DATA FOR THIS EXERCISE:
>> Start

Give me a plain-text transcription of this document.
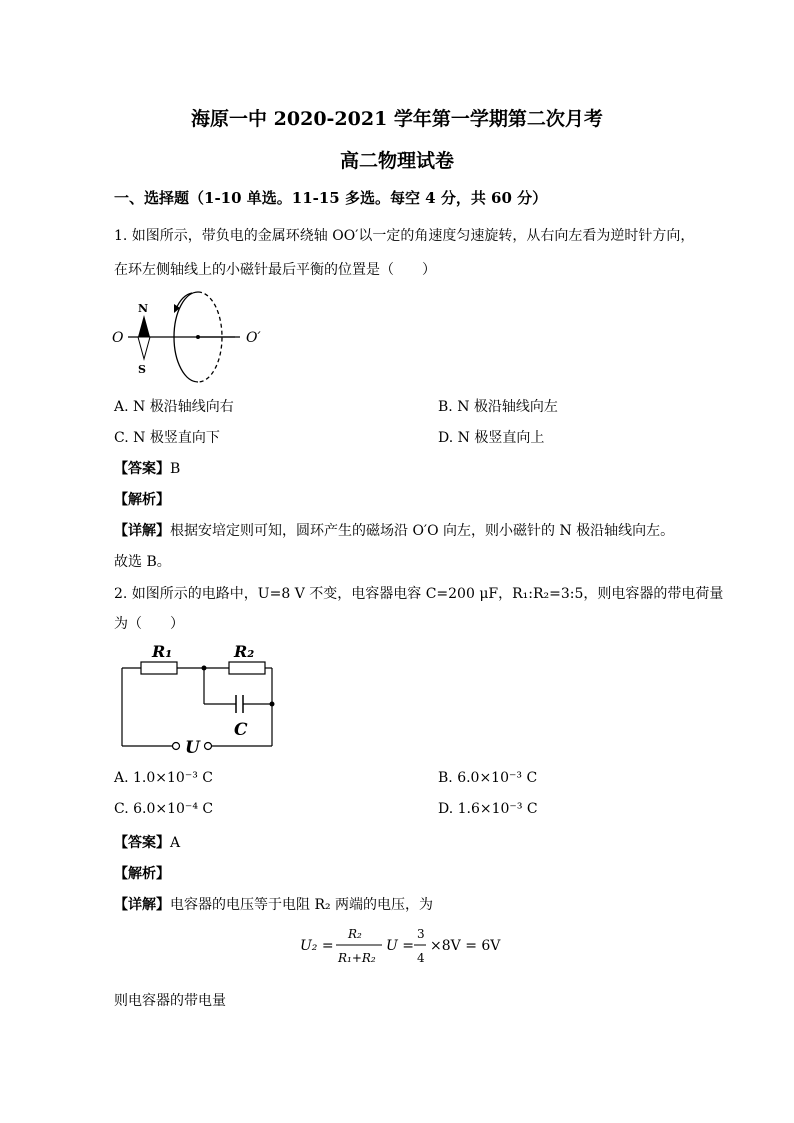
海原一中 2020-2021 学年第一学期第二次月考
高二物理试卷
一、选择题（1-10 单选。11-15 多选。每空 4 分，共 60 分）
1. 如图所示，带负电的金属环绕轴 OO′以一定的角速度匀速旋转，从右向左看为逆时针方向，
在环左侧轴线上的小磁针最后平衡的位置是（　　）
N
S
O	O′
A. N 极沿轴线向右	B. N 极沿轴线向左
C. N 极竖直向下	D. N 极竖直向上
【答案】B
【解析】
【详解】根据安培定则可知，圆环产生的磁场沿 O′O 向左，则小磁针的 N 极沿轴线向左。
故选 B。
2. 如图所示的电路中，U=8 V 不变，电容器电容 C=200 μF，R₁:R₂=3:5，则电容器的带电荷量
为（　　）
R₁	R₂
C
U
A. 1.0×10⁻³ C	B. 6.0×10⁻³ C
C. 6.0×10⁻⁴ C	D. 1.6×10⁻³ C
【答案】A
【解析】
【详解】电容器的电压等于电阻 R₂ 两端的电压，为
U₂ =
R₂
R₁+R₂
U =
3
4
×8V = 6V
则电容器的带电量
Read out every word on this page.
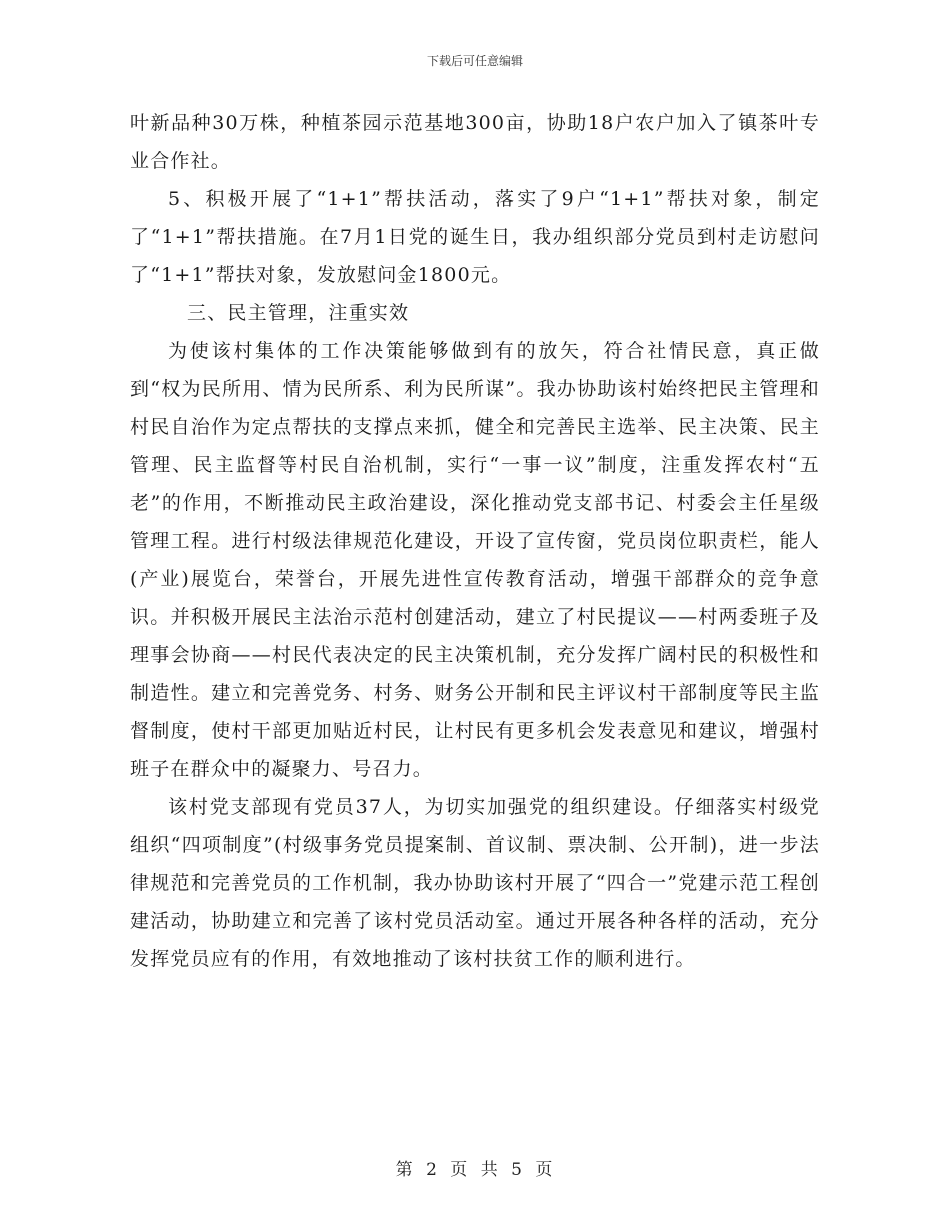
下载后可任意编辑

叶新品种30万株，种植茶园示范基地300亩，协助18户农户加入了镇茶叶专业合作社。

5、积极开展了“1+1”帮扶活动，落实了9户“1+1”帮扶对象，制定了“1+1”帮扶措施。在7月1日党的诞生日，我办组织部分党员到村走访慰问了“1+1”帮扶对象，发放慰问金1800元。

三、民主管理，注重实效

为使该村集体的工作决策能够做到有的放矢，符合社情民意，真正做到“权为民所用、情为民所系、利为民所谋”。我办协助该村始终把民主管理和村民自治作为定点帮扶的支撑点来抓，健全和完善民主选举、民主决策、民主管理、民主监督等村民自治机制，实行“一事一议”制度，注重发挥农村“五老”的作用，不断推动民主政治建设，深化推动党支部书记、村委会主任星级管理工程。进行村级法律规范化建设，开设了宣传窗，党员岗位职责栏，能人(产业)展览台，荣誉台，开展先进性宣传教育活动，增强干部群众的竞争意识。并积极开展民主法治示范村创建活动，建立了村民提议——村两委班子及理事会协商——村民代表决定的民主决策机制，充分发挥广阔村民的积极性和制造性。建立和完善党务、村务、财务公开制和民主评议村干部制度等民主监督制度，使村干部更加贴近村民，让村民有更多机会发表意见和建议，增强村班子在群众中的凝聚力、号召力。

该村党支部现有党员37人，为切实加强党的组织建设。仔细落实村级党组织“四项制度”(村级事务党员提案制、首议制、票决制、公开制)，进一步法律规范和完善党员的工作机制，我办协助该村开展了“四合一”党建示范工程创建活动，协助建立和完善了该村党员活动室。通过开展各种各样的活动，充分发挥党员应有的作用，有效地推动了该村扶贫工作的顺利进行。

第 2 页 共 5 页
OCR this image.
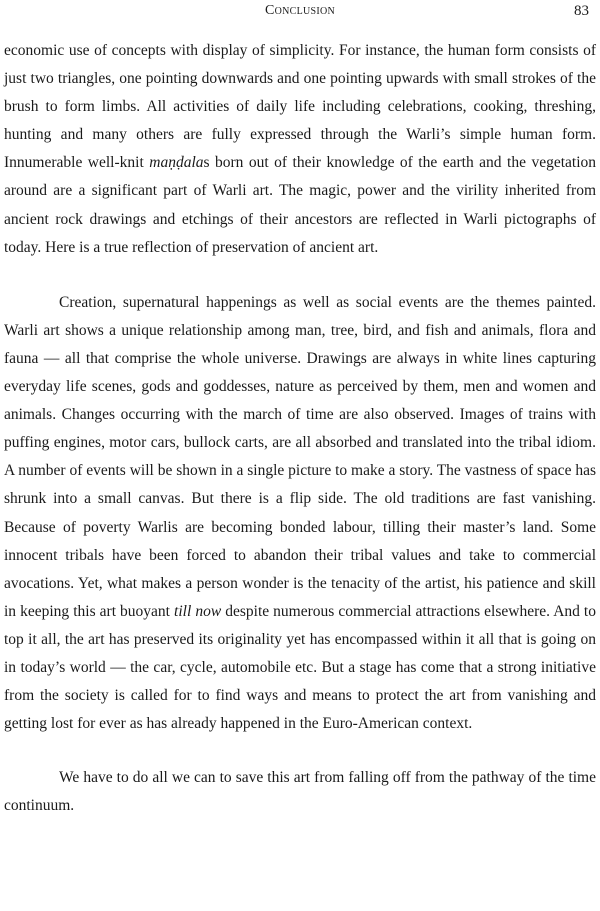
Conclusion	83

economic use of concepts with display of simplicity. For instance, the human form consists of just two triangles, one pointing downwards and one pointing upwards with small strokes of the brush to form limbs. All activities of daily life including celebrations, cooking, threshing, hunting and many others are fully expressed through the Warli’s simple human form. Innumerable well-knit maṇḍalas born out of their knowledge of the earth and the vegetation around are a significant part of Warli art. The magic, power and the virility inherited from ancient rock drawings and etchings of their ancestors are reflected in Warli pictographs of today. Here is a true reflection of preservation of ancient art.

Creation, supernatural happenings as well as social events are the themes painted. Warli art shows a unique relationship among man, tree, bird, and fish and animals, flora and fauna — all that comprise the whole universe. Drawings are always in white lines capturing everyday life scenes, gods and goddesses, nature as perceived by them, men and women and animals. Changes occurring with the march of time are also observed. Images of trains with puffing engines, motor cars, bullock carts, are all absorbed and translated into the tribal idiom. A number of events will be shown in a single picture to make a story. The vastness of space has shrunk into a small canvas. But there is a flip side. The old traditions are fast vanishing. Because of poverty Warlis are becoming bonded labour, tilling their master’s land. Some innocent tribals have been forced to abandon their tribal values and take to commercial avocations. Yet, what makes a person wonder is the tenacity of the artist, his patience and skill in keeping this art buoyant till now despite numerous commercial attractions elsewhere. And to top it all, the art has preserved its originality yet has encompassed within it all that is going on in today’s world — the car, cycle, automobile etc. But a stage has come that a strong initiative from the society is called for to find ways and means to protect the art from vanishing and getting lost for ever as has already happened in the Euro-American context.

We have to do all we can to save this art from falling off from the pathway of the time continuum.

>> End

EXERCISE INSTRUCTIONS:
Exclude the pictures and transcribe all of the entries exactly.

FINAL RESULT:
Give me a plain-text transcription of this document.
海原一中 2020-2021 学年第一学期第二次月考
高二物理试卷
一、选择题（1-10 单选。11-15 多选。每空 4 分，共 60 分）
1. 如图所示，带负电的金属环绕轴 OO′以一定的角速度匀速旋转，从右向左看为逆时针方向，
在环左侧轴线上的小磁针最后平衡的位置是（　　）
N
S
O	O′
A. N 极沿轴线向右	B. N 极沿轴线向左
C. N 极竖直向下	D. N 极竖直向上
【答案】B
【解析】
【详解】根据安培定则可知，圆环产生的磁场沿 O′O 向左，则小磁针的 N 极沿轴线向左。
故选 B。
2. 如图所示的电路中，U=8 V 不变，电容器电容 C=200 μF，R₁:R₂=3:5，则电容器的带电荷量
为（　　）
R₁	R₂
C
U
A. 1.0×10⁻³ C	B. 6.0×10⁻³ C
C. 6.0×10⁻⁴ C	D. 1.6×10⁻³ C
【答案】A
【解析】
【详解】电容器的电压等于电阻 R₂ 两端的电压，为
U₂ =
R₂
R₁+R₂
U =
3
4
×8V = 6V
则电容器的带电量
Read out every word on this page.
下载后可任意编辑

叶新品种30万株，种植茶园示范基地300亩，协助18户农户加入了镇茶叶专业合作社。

5、积极开展了“1+1”帮扶活动，落实了9户“1+1”帮扶对象，制定了“1+1”帮扶措施。在7月1日党的诞生日，我办组织部分党员到村走访慰问了“1+1”帮扶对象，发放慰问金1800元。

三、民主管理，注重实效

为使该村集体的工作决策能够做到有的放矢，符合社情民意，真正做到“权为民所用、情为民所系、利为民所谋”。我办协助该村始终把民主管理和村民自治作为定点帮扶的支撑点来抓，健全和完善民主选举、民主决策、民主管理、民主监督等村民自治机制，实行“一事一议”制度，注重发挥农村“五老”的作用，不断推动民主政治建设，深化推动党支部书记、村委会主任星级管理工程。进行村级法律规范化建设，开设了宣传窗，党员岗位职责栏，能人(产业)展览台，荣誉台，开展先进性宣传教育活动，增强干部群众的竞争意识。并积极开展民主法治示范村创建活动，建立了村民提议——村两委班子及理事会协商——村民代表决定的民主决策机制，充分发挥广阔村民的积极性和制造性。建立和完善党务、村务、财务公开制和民主评议村干部制度等民主监督制度，使村干部更加贴近村民，让村民有更多机会发表意见和建议，增强村班子在群众中的凝聚力、号召力。

该村党支部现有党员37人，为切实加强党的组织建设。仔细落实村级党组织“四项制度”(村级事务党员提案制、首议制、票决制、公开制)，进一步法律规范和完善党员的工作机制，我办协助该村开展了“四合一”党建示范工程创建活动，协助建立和完善了该村党员活动室。通过开展各种各样的活动，充分发挥党员应有的作用，有效地推动了该村扶贫工作的顺利进行。

第 2 页 共 5 页
OCR this image.
Conclusion	83

economic use of concepts with display of simplicity. For instance, the human form consists of just two triangles, one pointing downwards and one pointing upwards with small strokes of the brush to form limbs. All activities of daily life including celebrations, cooking, threshing, hunting and many others are fully expressed through the Warli’s simple human form. Innumerable well-knit maṇḍalas born out of their knowledge of the earth and the vegetation around are a significant part of Warli art. The magic, power and the virility inherited from ancient rock drawings and etchings of their ancestors are reflected in Warli pictographs of today. Here is a true reflection of preservation of ancient art.

Creation, supernatural happenings as well as social events are the themes painted. Warli art shows a unique relationship among man, tree, bird, and fish and animals, flora and fauna — all that comprise the whole universe. Drawings are always in white lines capturing everyday life scenes, gods and goddesses, nature as perceived by them, men and women and animals. Changes occurring with the march of time are also observed. Images of trains with puffing engines, motor cars, bullock carts, are all absorbed and translated into the tribal idiom. A number of events will be shown in a single picture to make a story. The vastness of space has shrunk into a small canvas. But there is a flip side. The old traditions are fast vanishing. Because of poverty Warlis are becoming bonded labour, tilling their master’s land. Some innocent tribals have been forced to abandon their tribal values and take to commercial avocations. Yet, what makes a person wonder is the tenacity of the artist, his patience and skill in keeping this art buoyant till now despite numerous commercial attractions elsewhere. And to top it all, the art has preserved its originality yet has encompassed within it all that is going on in today’s world — the car, cycle, automobile etc. But a stage has come that a strong initiative from the society is called for to find ways and means to protect the art from vanishing and getting lost for ever as has already happened in the Euro-American context.

We have to do all we can to save this art from falling off from the pathway of the time continuum.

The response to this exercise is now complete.